Data to process:
* * * * * * * * *

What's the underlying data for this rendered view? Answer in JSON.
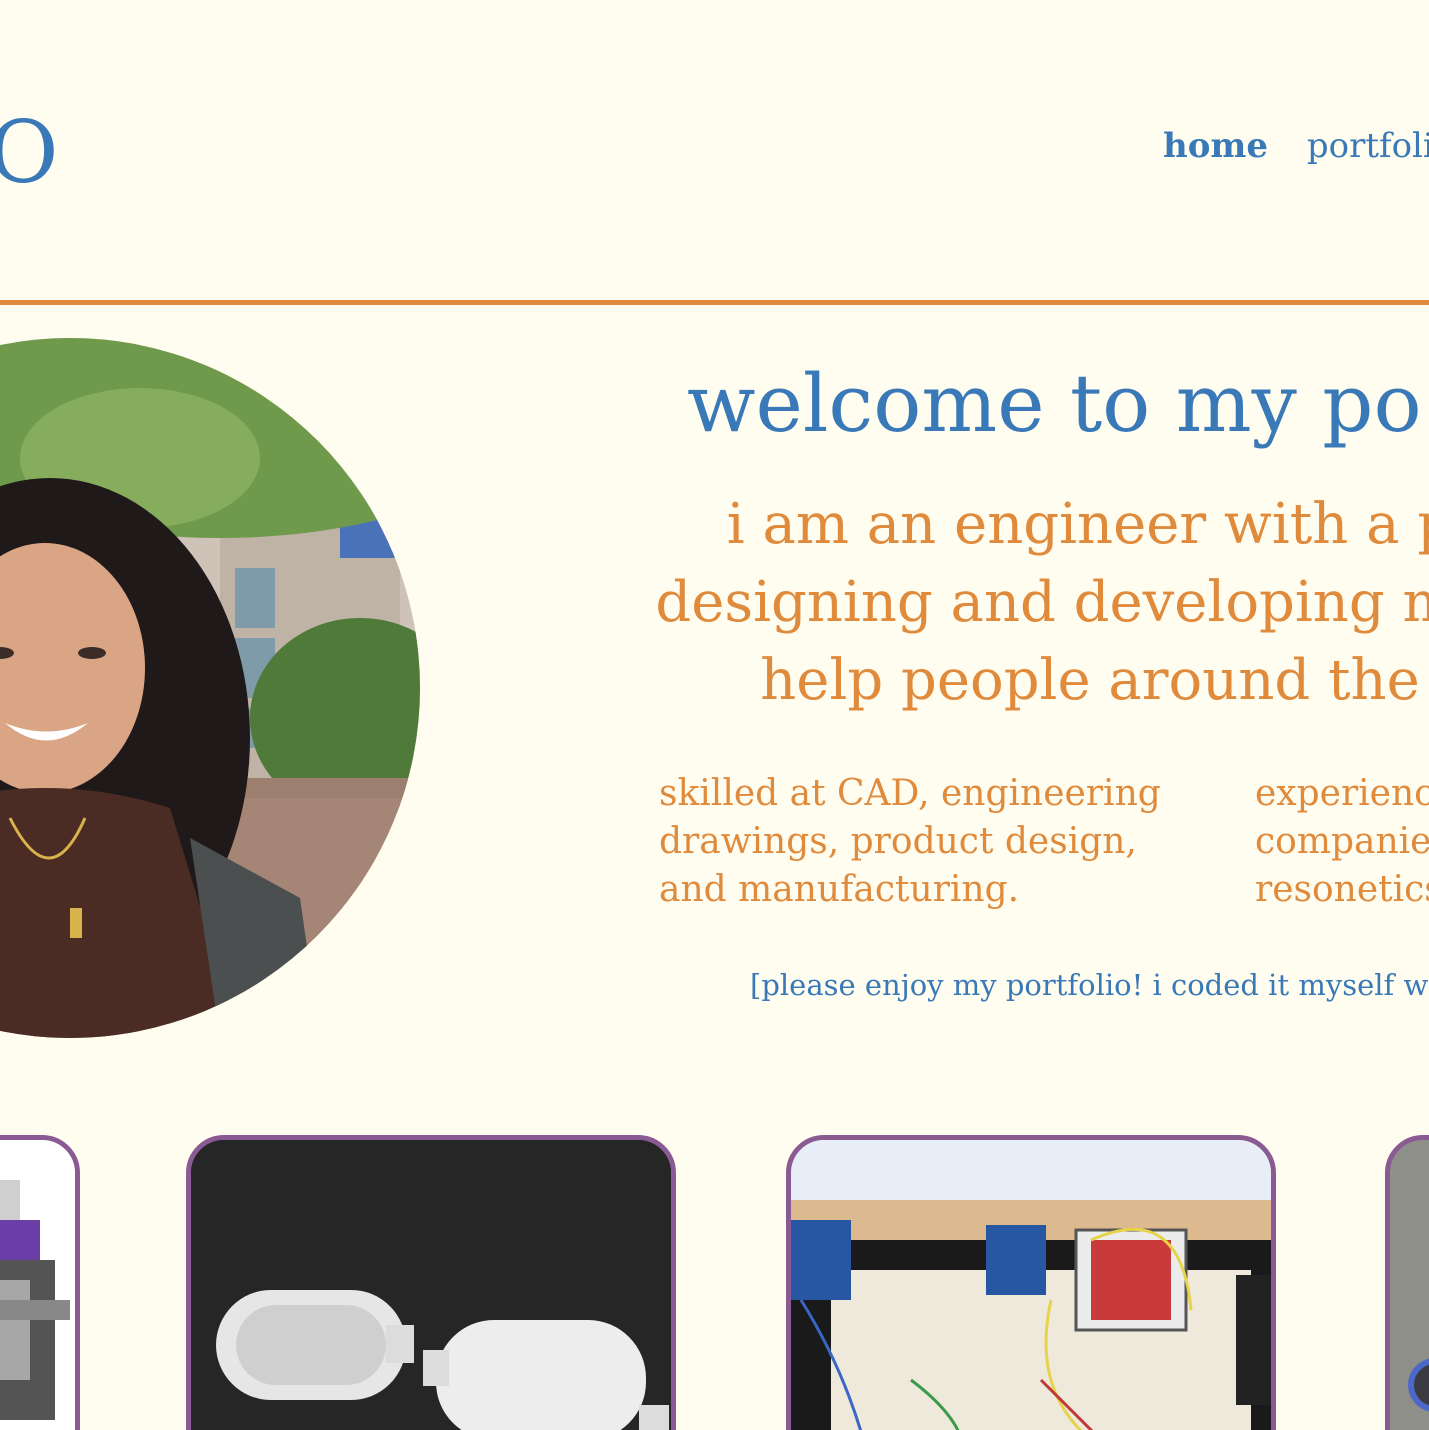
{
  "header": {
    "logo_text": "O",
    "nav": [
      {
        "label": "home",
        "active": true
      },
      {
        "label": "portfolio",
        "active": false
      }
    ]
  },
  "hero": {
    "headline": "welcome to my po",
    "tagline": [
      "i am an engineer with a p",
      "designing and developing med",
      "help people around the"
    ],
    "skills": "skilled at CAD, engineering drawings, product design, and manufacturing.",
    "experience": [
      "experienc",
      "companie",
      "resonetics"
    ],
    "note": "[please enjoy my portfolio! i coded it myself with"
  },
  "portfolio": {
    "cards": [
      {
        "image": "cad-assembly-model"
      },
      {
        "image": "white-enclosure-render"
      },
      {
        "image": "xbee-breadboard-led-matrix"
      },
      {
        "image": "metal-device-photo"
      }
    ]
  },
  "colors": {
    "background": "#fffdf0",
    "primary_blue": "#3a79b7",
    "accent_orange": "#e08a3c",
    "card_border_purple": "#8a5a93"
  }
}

* * * * * * * * *

Pictures are excluded; copy every other part of the records exactly.

What's the underlying data for this rendered view? Answer in JSON.
{
  "header": {
    "logo_text": "O",
    "nav": [
      {
        "label": "home",
        "active": true
      },
      {
        "label": "portfolio",
        "active": false
      }
    ]
  },
  "hero": {
    "headline": "welcome to my po",
    "tagline": [
      "i am an engineer with a p",
      "designing and developing med",
      "help people around the"
    ],
    "skills": "skilled at CAD, engineering drawings, product design, and manufacturing.",
    "experience": [
      "experienc",
      "companie",
      "resonetics"
    ],
    "note": "[please enjoy my portfolio! i coded it myself with"
  },
  "portfolio": {
    "cards": [
      {
        "image": "cad-assembly-model"
      },
      {
        "image": "white-enclosure-render"
      },
      {
        "image": "xbee-breadboard-led-matrix"
      },
      {
        "image": "metal-device-photo"
      }
    ]
  },
  "colors": {
    "background": "#fffdf0",
    "primary_blue": "#3a79b7",
    "accent_orange": "#e08a3c",
    "card_border_purple": "#8a5a93"
  }
}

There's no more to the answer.